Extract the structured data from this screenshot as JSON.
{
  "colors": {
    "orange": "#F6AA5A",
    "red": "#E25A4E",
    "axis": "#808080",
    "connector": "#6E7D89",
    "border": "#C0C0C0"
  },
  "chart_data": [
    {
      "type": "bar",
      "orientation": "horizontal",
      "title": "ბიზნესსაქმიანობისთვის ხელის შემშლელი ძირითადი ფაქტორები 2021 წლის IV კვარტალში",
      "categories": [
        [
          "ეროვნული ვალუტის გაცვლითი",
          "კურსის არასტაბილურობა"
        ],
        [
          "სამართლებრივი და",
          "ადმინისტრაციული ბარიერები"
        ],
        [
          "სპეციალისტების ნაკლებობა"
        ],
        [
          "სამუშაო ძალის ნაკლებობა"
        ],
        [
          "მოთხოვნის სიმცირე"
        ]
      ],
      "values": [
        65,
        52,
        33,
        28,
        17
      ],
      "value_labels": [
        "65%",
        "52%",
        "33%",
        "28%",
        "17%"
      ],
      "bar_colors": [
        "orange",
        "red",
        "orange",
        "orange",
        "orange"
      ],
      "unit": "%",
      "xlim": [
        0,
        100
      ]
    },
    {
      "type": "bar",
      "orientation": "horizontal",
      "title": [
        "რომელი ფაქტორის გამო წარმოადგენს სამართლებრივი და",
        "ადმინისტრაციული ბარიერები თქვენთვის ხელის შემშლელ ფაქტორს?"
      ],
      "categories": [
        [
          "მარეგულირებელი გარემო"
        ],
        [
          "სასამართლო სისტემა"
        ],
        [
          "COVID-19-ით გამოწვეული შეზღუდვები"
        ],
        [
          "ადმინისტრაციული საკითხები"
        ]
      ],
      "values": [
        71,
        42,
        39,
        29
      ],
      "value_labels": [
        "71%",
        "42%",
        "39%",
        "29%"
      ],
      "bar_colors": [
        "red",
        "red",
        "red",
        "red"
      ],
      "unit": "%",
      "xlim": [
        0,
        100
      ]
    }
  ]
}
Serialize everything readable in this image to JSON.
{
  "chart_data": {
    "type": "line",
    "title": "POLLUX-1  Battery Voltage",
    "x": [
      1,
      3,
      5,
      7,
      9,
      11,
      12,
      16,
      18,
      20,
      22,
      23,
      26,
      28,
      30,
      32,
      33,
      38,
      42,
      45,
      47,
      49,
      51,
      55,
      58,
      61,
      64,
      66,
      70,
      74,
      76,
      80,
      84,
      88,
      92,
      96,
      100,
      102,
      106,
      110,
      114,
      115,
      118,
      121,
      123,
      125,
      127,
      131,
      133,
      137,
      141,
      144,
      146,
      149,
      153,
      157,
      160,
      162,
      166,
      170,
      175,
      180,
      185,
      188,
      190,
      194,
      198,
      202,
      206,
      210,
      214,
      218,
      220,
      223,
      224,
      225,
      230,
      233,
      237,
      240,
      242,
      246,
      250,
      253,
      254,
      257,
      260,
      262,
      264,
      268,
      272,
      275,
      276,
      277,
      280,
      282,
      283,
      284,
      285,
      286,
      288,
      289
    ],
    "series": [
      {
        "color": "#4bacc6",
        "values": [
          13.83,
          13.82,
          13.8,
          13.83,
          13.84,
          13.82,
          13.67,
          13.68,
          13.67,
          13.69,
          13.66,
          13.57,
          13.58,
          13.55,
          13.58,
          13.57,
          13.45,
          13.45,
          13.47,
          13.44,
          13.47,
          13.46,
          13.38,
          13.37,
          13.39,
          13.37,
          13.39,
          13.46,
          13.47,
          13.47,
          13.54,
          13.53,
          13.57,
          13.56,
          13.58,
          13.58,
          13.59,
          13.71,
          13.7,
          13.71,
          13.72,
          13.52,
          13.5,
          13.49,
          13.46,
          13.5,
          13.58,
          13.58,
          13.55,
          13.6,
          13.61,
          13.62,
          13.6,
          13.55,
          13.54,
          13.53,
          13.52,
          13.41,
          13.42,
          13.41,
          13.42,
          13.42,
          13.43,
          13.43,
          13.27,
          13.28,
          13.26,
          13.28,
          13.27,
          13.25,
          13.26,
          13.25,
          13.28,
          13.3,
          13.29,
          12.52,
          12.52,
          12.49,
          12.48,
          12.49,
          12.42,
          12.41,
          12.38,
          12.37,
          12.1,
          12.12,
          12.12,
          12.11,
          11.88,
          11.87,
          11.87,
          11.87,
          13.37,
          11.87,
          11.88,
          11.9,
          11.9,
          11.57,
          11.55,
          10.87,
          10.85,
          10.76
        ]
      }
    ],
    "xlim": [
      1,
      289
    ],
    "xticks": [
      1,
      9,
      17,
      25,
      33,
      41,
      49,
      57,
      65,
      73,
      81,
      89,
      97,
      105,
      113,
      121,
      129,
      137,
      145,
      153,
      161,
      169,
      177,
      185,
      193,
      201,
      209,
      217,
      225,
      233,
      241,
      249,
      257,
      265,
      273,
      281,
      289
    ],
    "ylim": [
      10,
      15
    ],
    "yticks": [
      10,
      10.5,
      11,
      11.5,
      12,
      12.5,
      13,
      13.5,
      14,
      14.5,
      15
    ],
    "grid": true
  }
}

————

THE REQUEST. Give the material above again, word for word.

ANSWER TO THIS EXERCISE.
Extract the structured data from this screenshot as JSON.
{
  "colors": {
    "orange": "#F6AA5A",
    "red": "#E25A4E",
    "axis": "#808080",
    "connector": "#6E7D89",
    "border": "#C0C0C0"
  },
  "chart_data": [
    {
      "type": "bar",
      "orientation": "horizontal",
      "title": "ბიზნესსაქმიანობისთვის ხელის შემშლელი ძირითადი ფაქტორები 2021 წლის IV კვარტალში",
      "categories": [
        [
          "ეროვნული ვალუტის გაცვლითი",
          "კურსის არასტაბილურობა"
        ],
        [
          "სამართლებრივი და",
          "ადმინისტრაციული ბარიერები"
        ],
        [
          "სპეციალისტების ნაკლებობა"
        ],
        [
          "სამუშაო ძალის ნაკლებობა"
        ],
        [
          "მოთხოვნის სიმცირე"
        ]
      ],
      "values": [
        65,
        52,
        33,
        28,
        17
      ],
      "value_labels": [
        "65%",
        "52%",
        "33%",
        "28%",
        "17%"
      ],
      "bar_colors": [
        "orange",
        "red",
        "orange",
        "orange",
        "orange"
      ],
      "unit": "%",
      "xlim": [
        0,
        100
      ]
    },
    {
      "type": "bar",
      "orientation": "horizontal",
      "title": [
        "რომელი ფაქტორის გამო წარმოადგენს სამართლებრივი და",
        "ადმინისტრაციული ბარიერები თქვენთვის ხელის შემშლელ ფაქტორს?"
      ],
      "categories": [
        [
          "მარეგულირებელი გარემო"
        ],
        [
          "სასამართლო სისტემა"
        ],
        [
          "COVID-19-ით გამოწვეული შეზღუდვები"
        ],
        [
          "ადმინისტრაციული საკითხები"
        ]
      ],
      "values": [
        71,
        42,
        39,
        29
      ],
      "value_labels": [
        "71%",
        "42%",
        "39%",
        "29%"
      ],
      "bar_colors": [
        "red",
        "red",
        "red",
        "red"
      ],
      "unit": "%",
      "xlim": [
        0,
        100
      ]
    }
  ]
}
Serialize everything readable in this image to JSON.
{
  "chart_data": {
    "type": "line",
    "title": "POLLUX-1  Battery Voltage",
    "x": [
      1,
      3,
      5,
      7,
      9,
      11,
      12,
      16,
      18,
      20,
      22,
      23,
      26,
      28,
      30,
      32,
      33,
      38,
      42,
      45,
      47,
      49,
      51,
      55,
      58,
      61,
      64,
      66,
      70,
      74,
      76,
      80,
      84,
      88,
      92,
      96,
      100,
      102,
      106,
      110,
      114,
      115,
      118,
      121,
      123,
      125,
      127,
      131,
      133,
      137,
      141,
      144,
      146,
      149,
      153,
      157,
      160,
      162,
      166,
      170,
      175,
      180,
      185,
      188,
      190,
      194,
      198,
      202,
      206,
      210,
      214,
      218,
      220,
      223,
      224,
      225,
      230,
      233,
      237,
      240,
      242,
      246,
      250,
      253,
      254,
      257,
      260,
      262,
      264,
      268,
      272,
      275,
      276,
      277,
      280,
      282,
      283,
      284,
      285,
      286,
      288,
      289
    ],
    "series": [
      {
        "color": "#4bacc6",
        "values": [
          13.83,
          13.82,
          13.8,
          13.83,
          13.84,
          13.82,
          13.67,
          13.68,
          13.67,
          13.69,
          13.66,
          13.57,
          13.58,
          13.55,
          13.58,
          13.57,
          13.45,
          13.45,
          13.47,
          13.44,
          13.47,
          13.46,
          13.38,
          13.37,
          13.39,
          13.37,
          13.39,
          13.46,
          13.47,
          13.47,
          13.54,
          13.53,
          13.57,
          13.56,
          13.58,
          13.58,
          13.59,
          13.71,
          13.7,
          13.71,
          13.72,
          13.52,
          13.5,
          13.49,
          13.46,
          13.5,
          13.58,
          13.58,
          13.55,
          13.6,
          13.61,
          13.62,
          13.6,
          13.55,
          13.54,
          13.53,
          13.52,
          13.41,
          13.42,
          13.41,
          13.42,
          13.42,
          13.43,
          13.43,
          13.27,
          13.28,
          13.26,
          13.28,
          13.27,
          13.25,
          13.26,
          13.25,
          13.28,
          13.3,
          13.29,
          12.52,
          12.52,
          12.49,
          12.48,
          12.49,
          12.42,
          12.41,
          12.38,
          12.37,
          12.1,
          12.12,
          12.12,
          12.11,
          11.88,
          11.87,
          11.87,
          11.87,
          13.37,
          11.87,
          11.88,
          11.9,
          11.9,
          11.57,
          11.55,
          10.87,
          10.85,
          10.76
        ]
      }
    ],
    "xlim": [
      1,
      289
    ],
    "xticks": [
      1,
      9,
      17,
      25,
      33,
      41,
      49,
      57,
      65,
      73,
      81,
      89,
      97,
      105,
      113,
      121,
      129,
      137,
      145,
      153,
      161,
      169,
      177,
      185,
      193,
      201,
      209,
      217,
      225,
      233,
      241,
      249,
      257,
      265,
      273,
      281,
      289
    ],
    "ylim": [
      10,
      15
    ],
    "yticks": [
      10,
      10.5,
      11,
      11.5,
      12,
      12.5,
      13,
      13.5,
      14,
      14.5,
      15
    ],
    "grid": true
  }
}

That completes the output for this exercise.